### Short task
Copy each line that has the string "being" somewhere in it.

■ ■ ■

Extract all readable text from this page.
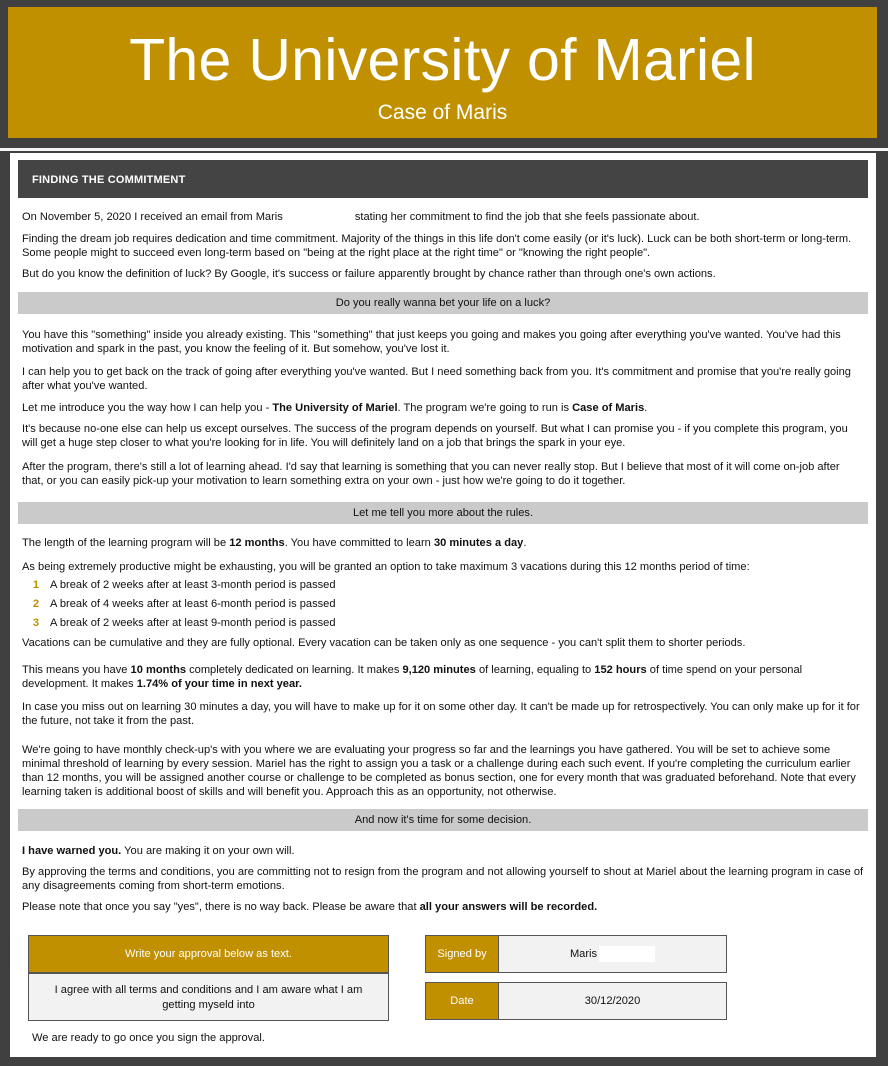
The University of Mariel
Case of Maris
FINDING THE COMMITMENT
On November 5, 2020 I received an email from Maris	stating her commitment to find the job that she feels passionate about.
Finding the dream job requires dedication and time commitment. Majority of the things in this life don't come easily (or it's luck). Luck can be both short-term or long-term. Some people might to succeed even long-term based on "being at the right place at the right time" or "knowing the right people".
But do you know the definition of luck? By Google, it's success or failure apparently brought by chance rather than through one's own actions.
Do you really wanna bet your life on a luck?
You have this "something" inside you already existing. This "something" that just keeps you going and makes you going after everything you've wanted. You've had this motivation and spark in the past, you know the feeling of it. But somehow, you've lost it.
I can help you to get back on the track of going after everything you've wanted. But I need something back from you. It's commitment and promise that you're really going after what you've wanted.
Let me introduce you the way how I can help you - The University of Mariel. The program we're going to run is Case of Maris.
It's because no-one else can help us except ourselves. The success of the program depends on yourself. But what I can promise you - if you complete this program, you will get a huge step closer to what you're looking for in life. You will definitely land on a job that brings the spark in your eye.
After the program, there's still a lot of learning ahead. I'd say that learning is something that you can never really stop. But I believe that most of it will come on-job after that, or you can easily pick-up your motivation to learn something extra on your own - just how we're going to do it together.
Let me tell you more about the rules.
The length of the learning program will be 12 months. You have committed to learn 30 minutes a day.
As being extremely productive might be exhausting, you will be granted an option to take maximum 3 vacations during this 12 months period of time:
1 A break of 2 weeks after at least 3-month period is passed
2 A break of 4 weeks after at least 6-month period is passed
3 A break of 2 weeks after at least 9-month period is passed
Vacations can be cumulative and they are fully optional. Every vacation can be taken only as one sequence - you can't split them to shorter periods.
This means you have 10 months completely dedicated on learning. It makes 9,120 minutes of learning, equaling to 152 hours of time spend on your personal development. It makes 1.74% of your time in next year.
In case you miss out on learning 30 minutes a day, you will have to make up for it on some other day. It can't be made up for retrospectively. You can only make up for it for the future, not take it from the past.
We're going to have monthly check-up's with you where we are evaluating your progress so far and the learnings you have gathered. You will be set to achieve some minimal threshold of learning by every session. Mariel has the right to assign you a task or a challenge during each such event. If you're completing the curriculum earlier than 12 months, you will be assigned another course or challenge to be completed as bonus section, one for every month that was graduated beforehand. Note that every learning taken is additional boost of skills and will benefit you. Approach this as an opportunity, not otherwise.
And now it's time for some decision.
I have warned you. You are making it on your own will.
By approving the terms and conditions, you are committing not to resign from the program and not allowing yourself to shout at Mariel about the learning program in case of any disagreements coming from short-term emotions.
Please note that once you say "yes", there is no way back. Please be aware that all your answers will be recorded.
Write your approval below as text.
I agree with all terms and conditions and I am aware what I am getting myseld into
Signed by	Maris
Date	30/12/2020
We are ready to go once you sign the approval.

■ ■ ■

### Final result
Finding the dream job requires dedication and time commitment. Majority of the things in this life don't come easily (or it's luck). Luck can be both short-term or long-term. Some people might to succeed even long-term based on "being at the right place at the right time" or "knowing the right people".
As being extremely productive might be exhausting, you will be granted an option to take maximum 3 vacations during this 12 months period of time:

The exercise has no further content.